SUPPLIED MATERIAL:

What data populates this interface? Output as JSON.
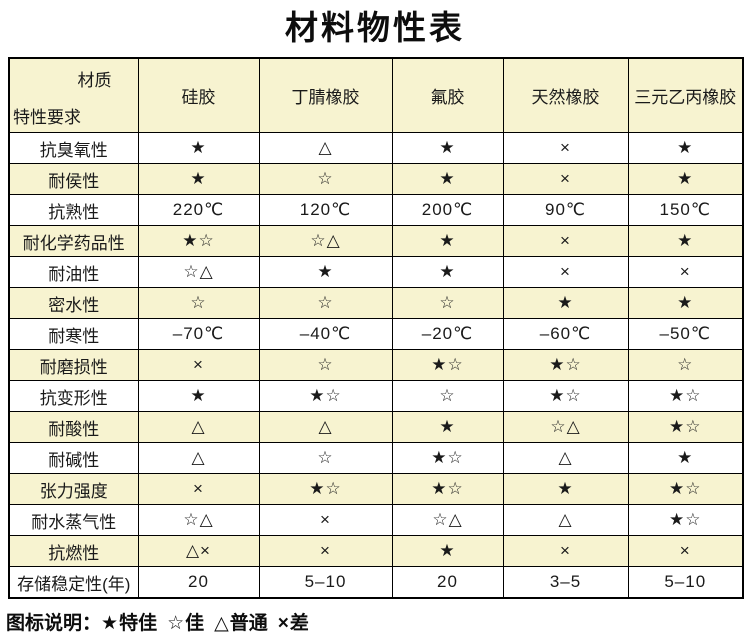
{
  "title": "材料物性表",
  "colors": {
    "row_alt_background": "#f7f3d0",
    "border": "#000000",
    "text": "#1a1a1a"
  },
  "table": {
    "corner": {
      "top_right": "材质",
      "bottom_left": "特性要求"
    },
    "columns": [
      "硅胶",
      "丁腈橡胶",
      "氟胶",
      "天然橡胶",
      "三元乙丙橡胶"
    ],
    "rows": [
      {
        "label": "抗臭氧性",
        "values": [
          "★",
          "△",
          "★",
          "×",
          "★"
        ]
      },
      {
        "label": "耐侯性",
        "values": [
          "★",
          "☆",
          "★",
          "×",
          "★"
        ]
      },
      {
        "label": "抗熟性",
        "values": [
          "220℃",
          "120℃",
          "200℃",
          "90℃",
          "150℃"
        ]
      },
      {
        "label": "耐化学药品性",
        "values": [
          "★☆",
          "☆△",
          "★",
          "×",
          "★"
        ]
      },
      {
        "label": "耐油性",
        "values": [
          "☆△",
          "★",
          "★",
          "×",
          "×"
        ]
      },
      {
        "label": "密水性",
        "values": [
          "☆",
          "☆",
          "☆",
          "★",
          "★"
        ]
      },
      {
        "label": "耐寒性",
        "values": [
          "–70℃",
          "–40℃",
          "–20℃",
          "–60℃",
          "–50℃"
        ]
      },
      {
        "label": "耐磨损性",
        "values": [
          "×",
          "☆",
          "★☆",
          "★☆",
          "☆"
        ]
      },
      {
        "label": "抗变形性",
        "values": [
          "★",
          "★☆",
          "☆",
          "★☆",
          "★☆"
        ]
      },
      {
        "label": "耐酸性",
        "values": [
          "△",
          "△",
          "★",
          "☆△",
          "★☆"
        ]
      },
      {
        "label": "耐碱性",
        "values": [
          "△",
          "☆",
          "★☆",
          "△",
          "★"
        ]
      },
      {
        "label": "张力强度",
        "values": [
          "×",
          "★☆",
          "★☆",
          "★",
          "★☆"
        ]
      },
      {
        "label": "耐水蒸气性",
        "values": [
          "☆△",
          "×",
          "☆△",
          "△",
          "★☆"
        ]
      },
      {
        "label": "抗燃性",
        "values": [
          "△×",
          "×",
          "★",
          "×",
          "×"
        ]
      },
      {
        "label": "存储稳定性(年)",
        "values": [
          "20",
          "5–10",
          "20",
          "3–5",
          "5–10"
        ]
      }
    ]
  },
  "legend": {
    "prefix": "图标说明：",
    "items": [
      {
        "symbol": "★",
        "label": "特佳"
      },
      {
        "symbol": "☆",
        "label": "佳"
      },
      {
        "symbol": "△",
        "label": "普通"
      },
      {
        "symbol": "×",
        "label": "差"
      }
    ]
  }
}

PROBLEM TO WORK ON:
Pictures excluded, quote all the data above exactly.

EXERCISE ANSWER:
What data populates this interface? Output as JSON.
{
  "title": "材料物性表",
  "colors": {
    "row_alt_background": "#f7f3d0",
    "border": "#000000",
    "text": "#1a1a1a"
  },
  "table": {
    "corner": {
      "top_right": "材质",
      "bottom_left": "特性要求"
    },
    "columns": [
      "硅胶",
      "丁腈橡胶",
      "氟胶",
      "天然橡胶",
      "三元乙丙橡胶"
    ],
    "rows": [
      {
        "label": "抗臭氧性",
        "values": [
          "★",
          "△",
          "★",
          "×",
          "★"
        ]
      },
      {
        "label": "耐侯性",
        "values": [
          "★",
          "☆",
          "★",
          "×",
          "★"
        ]
      },
      {
        "label": "抗熟性",
        "values": [
          "220℃",
          "120℃",
          "200℃",
          "90℃",
          "150℃"
        ]
      },
      {
        "label": "耐化学药品性",
        "values": [
          "★☆",
          "☆△",
          "★",
          "×",
          "★"
        ]
      },
      {
        "label": "耐油性",
        "values": [
          "☆△",
          "★",
          "★",
          "×",
          "×"
        ]
      },
      {
        "label": "密水性",
        "values": [
          "☆",
          "☆",
          "☆",
          "★",
          "★"
        ]
      },
      {
        "label": "耐寒性",
        "values": [
          "–70℃",
          "–40℃",
          "–20℃",
          "–60℃",
          "–50℃"
        ]
      },
      {
        "label": "耐磨损性",
        "values": [
          "×",
          "☆",
          "★☆",
          "★☆",
          "☆"
        ]
      },
      {
        "label": "抗变形性",
        "values": [
          "★",
          "★☆",
          "☆",
          "★☆",
          "★☆"
        ]
      },
      {
        "label": "耐酸性",
        "values": [
          "△",
          "△",
          "★",
          "☆△",
          "★☆"
        ]
      },
      {
        "label": "耐碱性",
        "values": [
          "△",
          "☆",
          "★☆",
          "△",
          "★"
        ]
      },
      {
        "label": "张力强度",
        "values": [
          "×",
          "★☆",
          "★☆",
          "★",
          "★☆"
        ]
      },
      {
        "label": "耐水蒸气性",
        "values": [
          "☆△",
          "×",
          "☆△",
          "△",
          "★☆"
        ]
      },
      {
        "label": "抗燃性",
        "values": [
          "△×",
          "×",
          "★",
          "×",
          "×"
        ]
      },
      {
        "label": "存储稳定性(年)",
        "values": [
          "20",
          "5–10",
          "20",
          "3–5",
          "5–10"
        ]
      }
    ]
  },
  "legend": {
    "prefix": "图标说明：",
    "items": [
      {
        "symbol": "★",
        "label": "特佳"
      },
      {
        "symbol": "☆",
        "label": "佳"
      },
      {
        "symbol": "△",
        "label": "普通"
      },
      {
        "symbol": "×",
        "label": "差"
      }
    ]
  }
}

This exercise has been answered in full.